» **TASK STATEMENT**: Locate each line below that includes "Karnataka" and reproduce it.

------------------------------------------------

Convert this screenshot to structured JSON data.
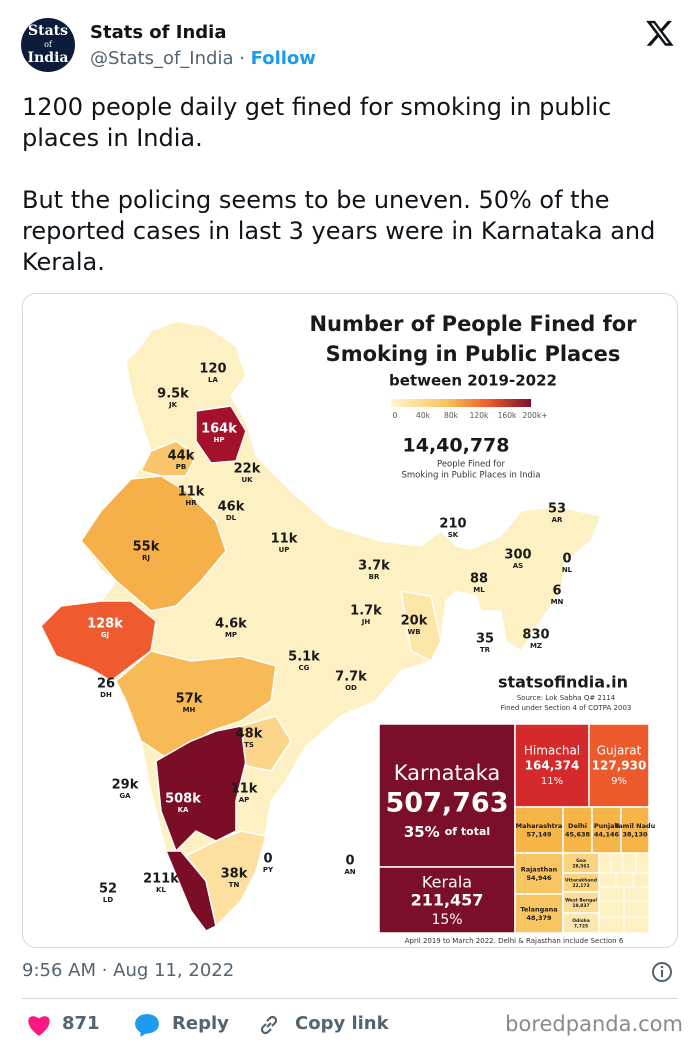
{
  "tweet": {
    "author": {
      "name": "Stats of India",
      "handle": "@Stats_of_India",
      "follow": "Follow",
      "avatar": [
        "Stats",
        "of",
        "India"
      ]
    },
    "text": [
      "1200 people daily get fined for smoking in public places in India.",
      "But the policing seems to be uneven. 50% of the reported cases in last 3 years were in Karnataka and Kerala."
    ],
    "timestamp": "9:56 AM · Aug 11, 2022",
    "likes": "871",
    "reply": "Reply",
    "copy_link": "Copy link"
  },
  "infographic": {
    "title": [
      "Number of People Fined for",
      "Smoking in Public Places"
    ],
    "subtitle": "between 2019-2022",
    "legend_ticks": [
      "0",
      "40k",
      "80k",
      "120k",
      "160k",
      "200k+"
    ],
    "total": "14,40,778",
    "total_caption": [
      "People Fined for",
      "Smoking in Public Places in India"
    ],
    "website": "statsofindia.in",
    "source": [
      "Source: Lok Sabha Q# 2114",
      "Fined under Section 4 of COTPA 2003"
    ],
    "map_labels": [
      {
        "value": "120",
        "code": "LA"
      },
      {
        "value": "9.5k",
        "code": "JK"
      },
      {
        "value": "164k",
        "code": "HP"
      },
      {
        "value": "44k",
        "code": "PB"
      },
      {
        "value": "22k",
        "code": "UK"
      },
      {
        "value": "11k",
        "code": "HR"
      },
      {
        "value": "46k",
        "code": "DL"
      },
      {
        "value": "55k",
        "code": "RJ"
      },
      {
        "value": "11k",
        "code": "UP"
      },
      {
        "value": "210",
        "code": "SK"
      },
      {
        "value": "53",
        "code": "AR"
      },
      {
        "value": "300",
        "code": "AS"
      },
      {
        "value": "0",
        "code": "NL"
      },
      {
        "value": "88",
        "code": "ML"
      },
      {
        "value": "6",
        "code": "MN"
      },
      {
        "value": "3.7k",
        "code": "BR"
      },
      {
        "value": "1.7k",
        "code": "JH"
      },
      {
        "value": "20k",
        "code": "WB"
      },
      {
        "value": "128k",
        "code": "GJ"
      },
      {
        "value": "4.6k",
        "code": "MP"
      },
      {
        "value": "5.1k",
        "code": "CG"
      },
      {
        "value": "35",
        "code": "TR"
      },
      {
        "value": "830",
        "code": "MZ"
      },
      {
        "value": "7.7k",
        "code": "OD"
      },
      {
        "value": "26",
        "code": "DH"
      },
      {
        "value": "57k",
        "code": "MH"
      },
      {
        "value": "48k",
        "code": "TS"
      },
      {
        "value": "29k",
        "code": "GA"
      },
      {
        "value": "508k",
        "code": "KA"
      },
      {
        "value": "11k",
        "code": "AP"
      },
      {
        "value": "0",
        "code": "PY"
      },
      {
        "value": "0",
        "code": "AN"
      },
      {
        "value": "38k",
        "code": "TN"
      },
      {
        "value": "211k",
        "code": "KL"
      },
      {
        "value": "52",
        "code": "LD"
      }
    ],
    "treemap": [
      {
        "name": "Karnataka",
        "value": "507,763",
        "share": "35%",
        "note": "of total"
      },
      {
        "name": "Kerala",
        "value": "211,457",
        "share": "15%"
      },
      {
        "name": "Himachal",
        "value": "164,374",
        "share": "11%"
      },
      {
        "name": "Gujarat",
        "value": "127,930",
        "share": "9%"
      },
      {
        "name": "Maharashtra",
        "value": "57,149"
      },
      {
        "name": "Delhi",
        "value": "45,638"
      },
      {
        "name": "Punjab",
        "value": "44,146"
      },
      {
        "name": "Tamil Nadu",
        "value": "38,130"
      },
      {
        "name": "Rajasthan",
        "value": "54,946"
      },
      {
        "name": "Telangana",
        "value": "48,379"
      },
      {
        "name": "Goa",
        "value": "28,561"
      },
      {
        "name": "Uttarakhand",
        "value": "22,173"
      },
      {
        "name": "West Bengal",
        "value": "19,837"
      },
      {
        "name": "Odisha",
        "value": "7,725"
      }
    ],
    "footnote": "April 2019 to March 2022. Delhi & Rajasthan include Section 6"
  },
  "watermark": "boredpanda.com"
}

------------------------------------------------

» **ANSWER TO THIS TASK**:
      "But the policing seems to be uneven. 50% of the reported cases in last 3 years were in Karnataka and Kerala."
        "name": "Karnataka",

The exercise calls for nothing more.